SOAL:
Ulangi persis bagian teks di bawah tentang perdebatan istri Rudy dengan Provos, mulai dari "Dia lantas menanyakan" sampai dengan "dari dalam mobil.", termasuk kedua bagian itu.
---- HALAMAN
Istri Rudy Berdebat dengan Provos
Polisi itu kemudian, mengecek satu per satu kelengkapan mobil Welinda. Welinda kemudian meminta para petugas agar tidak menahan dan menbawa surat-surat mobilnya.
“Bapak tidak usah bawa. Sudah, saya ada (SIM dan STNK) ini pak. Sudah bapak, saya tidak mau. Bapak bukan urusan di jalan,” kata Welinda sembari berdebat dengan para petugas.
Dia lantas menanyakan alasan pengadangan dan pemeriksaan surat-suratnya. Dia juga menanyakan alasan SIM-nya ditahan.”Kenapa SIM saya diambil? Kan bapak sudah melihat,” teriak Welinda sembari berupaya merampas SIM-nya dari pria itu dari dalam mobil.
Polisi itu lalu menjawab maksudnya merampas SIM Welinda, itu untuk didokumentasikan agar jelas. Namun, Welinda bersikeras agar tidak boleh melakukan dokumentasi. Sebab, SIM-nya masih aktif.
“Bapak melaksanakan tugas apa? Saya tanya, kenapa kendaraan saya saja yang diperiksa. Bapak tolong jawab,” ujar Welinda dengan nada tegas.
--------
---- DAFTAR ENTRI
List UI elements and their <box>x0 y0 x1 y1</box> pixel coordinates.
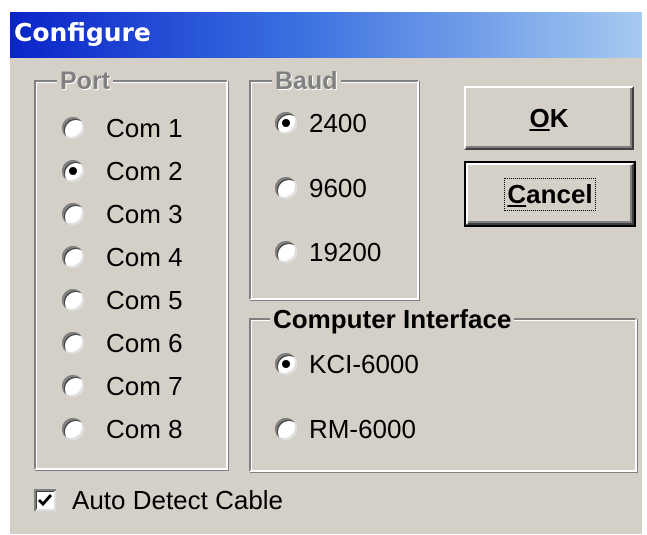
auto-detect-cable-checkbox[interactable] <box>34 489 56 511</box>
computer-interface-legend: Computer Interface <box>270 306 515 332</box>
ok-rest: K <box>549 102 569 133</box>
port-com5-radio[interactable] <box>62 289 84 311</box>
cancel-mnemonic: C <box>507 178 527 209</box>
interface-kci6000-radio[interactable] <box>275 353 297 375</box>
auto-detect-cable-row[interactable]: Auto Detect Cable <box>34 484 283 516</box>
port-group-legend: Port <box>57 68 113 94</box>
port-option-com7[interactable]: Com 7 <box>62 371 183 401</box>
port-com7-radio[interactable] <box>62 375 84 397</box>
interface-option-rm6000[interactable]: RM-6000 <box>275 414 416 444</box>
port-option-com3[interactable]: Com 3 <box>62 199 183 229</box>
ok-mnemonic: O <box>529 102 550 133</box>
baud-option-2400[interactable]: 2400 <box>275 108 367 138</box>
port-option-com5[interactable]: Com 5 <box>62 285 183 315</box>
baud-option-9600[interactable]: 9600 <box>275 173 367 203</box>
port-com1-radio[interactable] <box>62 117 84 139</box>
dialog-title: Configure <box>14 18 151 47</box>
baud-option-19200[interactable]: 19200 <box>275 237 381 267</box>
port-com3-radio[interactable] <box>62 203 84 225</box>
interface-option-kci6000[interactable]: KCI-6000 <box>275 349 419 379</box>
auto-detect-cable-label: Auto Detect Cable <box>72 484 284 515</box>
port-com2-radio[interactable] <box>62 160 84 182</box>
baud-2400-radio[interactable] <box>275 112 297 134</box>
baud-19200-label: 19200 <box>309 236 382 267</box>
interface-kci6000-label: KCI-6000 <box>309 348 419 379</box>
ok-button-label: OK <box>529 103 568 134</box>
port-option-com8[interactable]: Com 8 <box>62 414 183 444</box>
port-com4-label: Com 4 <box>106 241 183 272</box>
port-com1-label: Com 1 <box>106 112 183 143</box>
computer-interface-group <box>249 318 637 472</box>
cancel-button[interactable]: Cancel <box>464 161 636 227</box>
title-bar[interactable]: Configure <box>10 12 642 58</box>
interface-rm6000-label: RM-6000 <box>309 413 416 444</box>
ok-button[interactable]: OK <box>464 86 634 150</box>
port-com4-radio[interactable] <box>62 246 84 268</box>
baud-9600-label: 9600 <box>309 172 367 203</box>
port-com6-label: Com 6 <box>106 327 183 358</box>
port-com2-label: Com 2 <box>106 155 183 186</box>
port-com3-label: Com 3 <box>106 198 183 229</box>
cancel-rest: ancel <box>526 178 593 209</box>
baud-9600-radio[interactable] <box>275 177 297 199</box>
port-option-com4[interactable]: Com 4 <box>62 242 183 272</box>
interface-rm6000-radio[interactable] <box>275 418 297 440</box>
port-com6-radio[interactable] <box>62 332 84 354</box>
port-com7-label: Com 7 <box>106 370 183 401</box>
configure-dialog: Configure Port Com 1 Com 2 Com 3 Com 4 C… <box>10 12 642 534</box>
baud-group-legend: Baud <box>272 68 341 94</box>
port-option-com2[interactable]: Com 2 <box>62 156 183 186</box>
baud-19200-radio[interactable] <box>275 241 297 263</box>
port-com8-label: Com 8 <box>106 413 183 444</box>
port-com5-label: Com 5 <box>106 284 183 315</box>
baud-2400-label: 2400 <box>309 107 367 138</box>
port-option-com1[interactable]: Com 1 <box>62 113 183 143</box>
port-option-com6[interactable]: Com 6 <box>62 328 183 358</box>
checkmark-icon <box>37 494 53 507</box>
cancel-button-label: Cancel <box>504 177 596 211</box>
port-com8-radio[interactable] <box>62 418 84 440</box>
--------
HASIL AKHIR:
Dia lantas menanyakan alasan pengadangan dan pemeriksaan surat-suratnya. Dia juga menanyakan alasan SIM-nya ditahan.”Kenapa SIM saya diambil? Kan bapak sudah melihat,” teriak Welinda sembari berupaya merampas SIM-nya dari pria itu dari dalam mobil.